# What the task requires:
The answer is a single number: how many lines hold the string "рыцарская".

>> Start Records provided

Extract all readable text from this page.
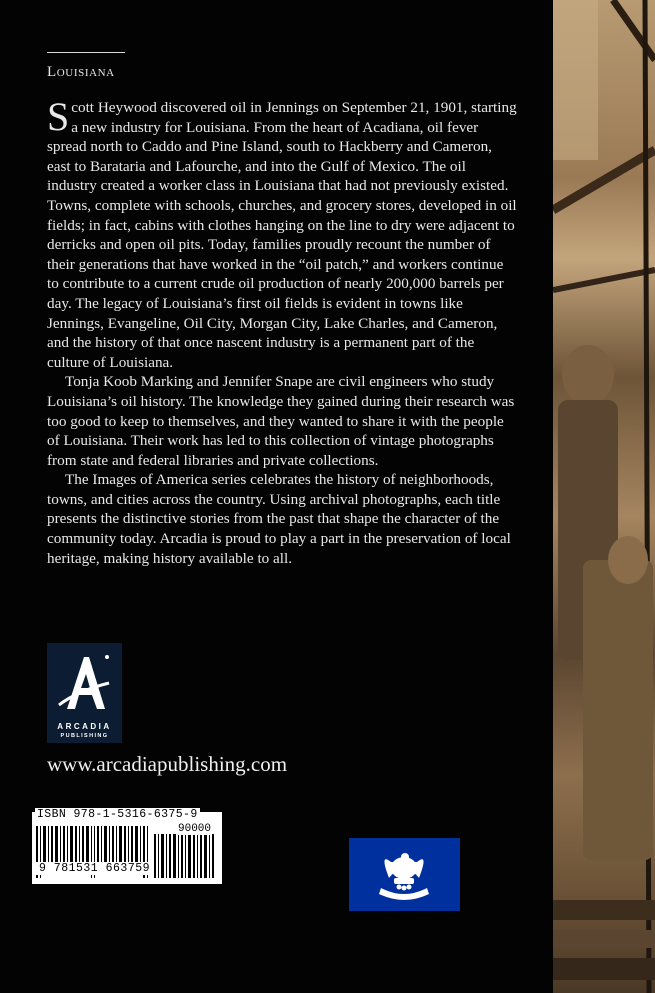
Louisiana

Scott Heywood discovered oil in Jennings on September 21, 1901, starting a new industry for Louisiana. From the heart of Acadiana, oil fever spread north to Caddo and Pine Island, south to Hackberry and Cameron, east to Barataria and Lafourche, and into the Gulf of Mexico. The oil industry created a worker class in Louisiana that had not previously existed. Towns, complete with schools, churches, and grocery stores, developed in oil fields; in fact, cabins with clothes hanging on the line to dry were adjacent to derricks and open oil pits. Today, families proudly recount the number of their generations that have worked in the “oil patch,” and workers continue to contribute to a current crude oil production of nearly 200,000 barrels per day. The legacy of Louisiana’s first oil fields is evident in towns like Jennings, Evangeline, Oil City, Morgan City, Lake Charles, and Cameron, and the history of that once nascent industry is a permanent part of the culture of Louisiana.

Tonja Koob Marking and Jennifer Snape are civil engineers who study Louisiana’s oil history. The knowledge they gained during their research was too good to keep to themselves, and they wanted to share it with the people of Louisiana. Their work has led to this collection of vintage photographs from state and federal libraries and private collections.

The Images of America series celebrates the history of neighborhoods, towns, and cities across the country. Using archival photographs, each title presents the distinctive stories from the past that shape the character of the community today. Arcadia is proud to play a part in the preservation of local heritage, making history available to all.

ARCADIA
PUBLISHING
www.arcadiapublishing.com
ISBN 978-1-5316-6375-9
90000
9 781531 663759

>> End Records provided
>> Start Records provided

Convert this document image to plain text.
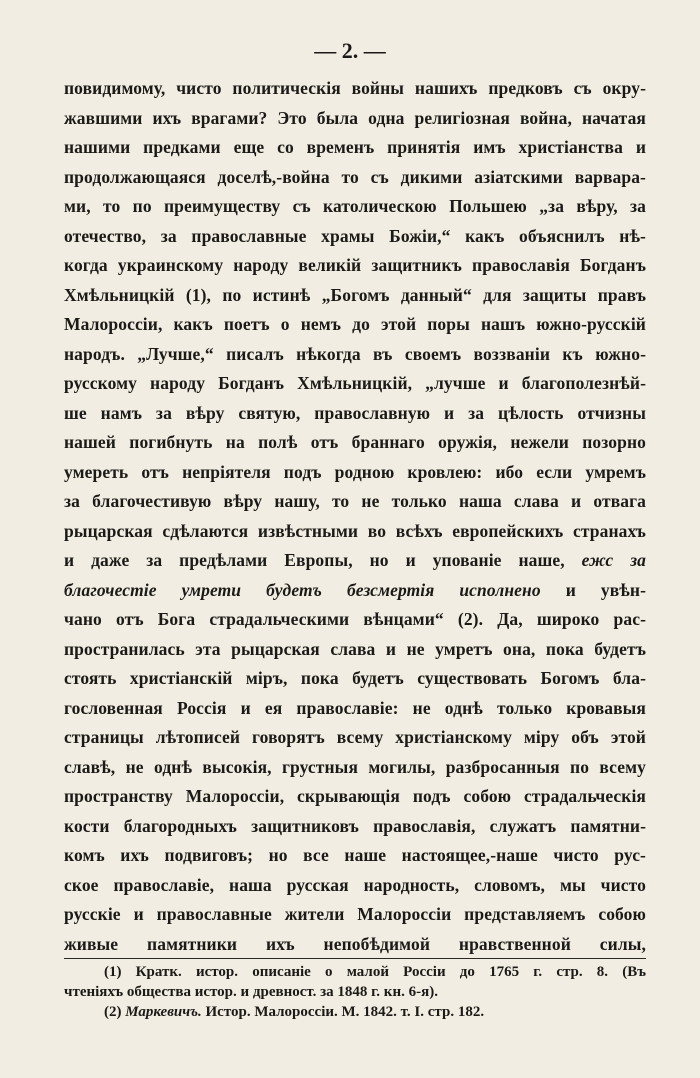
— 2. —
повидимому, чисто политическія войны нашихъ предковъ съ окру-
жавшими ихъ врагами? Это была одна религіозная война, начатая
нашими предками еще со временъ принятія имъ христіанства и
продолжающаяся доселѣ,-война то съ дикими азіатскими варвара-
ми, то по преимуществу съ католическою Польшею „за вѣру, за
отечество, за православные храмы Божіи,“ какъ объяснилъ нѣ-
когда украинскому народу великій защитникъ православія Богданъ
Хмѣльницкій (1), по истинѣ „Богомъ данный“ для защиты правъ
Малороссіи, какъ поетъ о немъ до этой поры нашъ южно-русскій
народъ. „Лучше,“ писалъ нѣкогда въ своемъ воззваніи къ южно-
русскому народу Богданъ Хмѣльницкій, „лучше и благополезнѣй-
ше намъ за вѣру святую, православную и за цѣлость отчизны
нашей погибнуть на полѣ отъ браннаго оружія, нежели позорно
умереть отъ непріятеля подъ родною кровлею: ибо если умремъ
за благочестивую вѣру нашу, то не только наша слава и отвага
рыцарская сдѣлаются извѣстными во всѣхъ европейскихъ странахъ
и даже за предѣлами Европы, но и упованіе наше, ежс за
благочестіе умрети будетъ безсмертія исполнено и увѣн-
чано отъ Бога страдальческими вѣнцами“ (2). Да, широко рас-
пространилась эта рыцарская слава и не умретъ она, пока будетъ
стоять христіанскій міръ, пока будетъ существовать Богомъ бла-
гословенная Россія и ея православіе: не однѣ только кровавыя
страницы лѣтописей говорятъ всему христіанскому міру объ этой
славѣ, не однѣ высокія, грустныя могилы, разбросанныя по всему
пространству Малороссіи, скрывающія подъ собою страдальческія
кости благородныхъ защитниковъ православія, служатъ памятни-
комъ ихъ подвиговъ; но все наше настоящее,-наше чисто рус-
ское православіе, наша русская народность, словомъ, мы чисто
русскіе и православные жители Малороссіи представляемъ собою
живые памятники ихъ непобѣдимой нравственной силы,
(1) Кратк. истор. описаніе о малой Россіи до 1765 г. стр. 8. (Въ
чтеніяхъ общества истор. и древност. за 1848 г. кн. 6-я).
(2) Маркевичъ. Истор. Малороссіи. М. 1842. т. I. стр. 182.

>> End Records provided

# Answer to the task:
2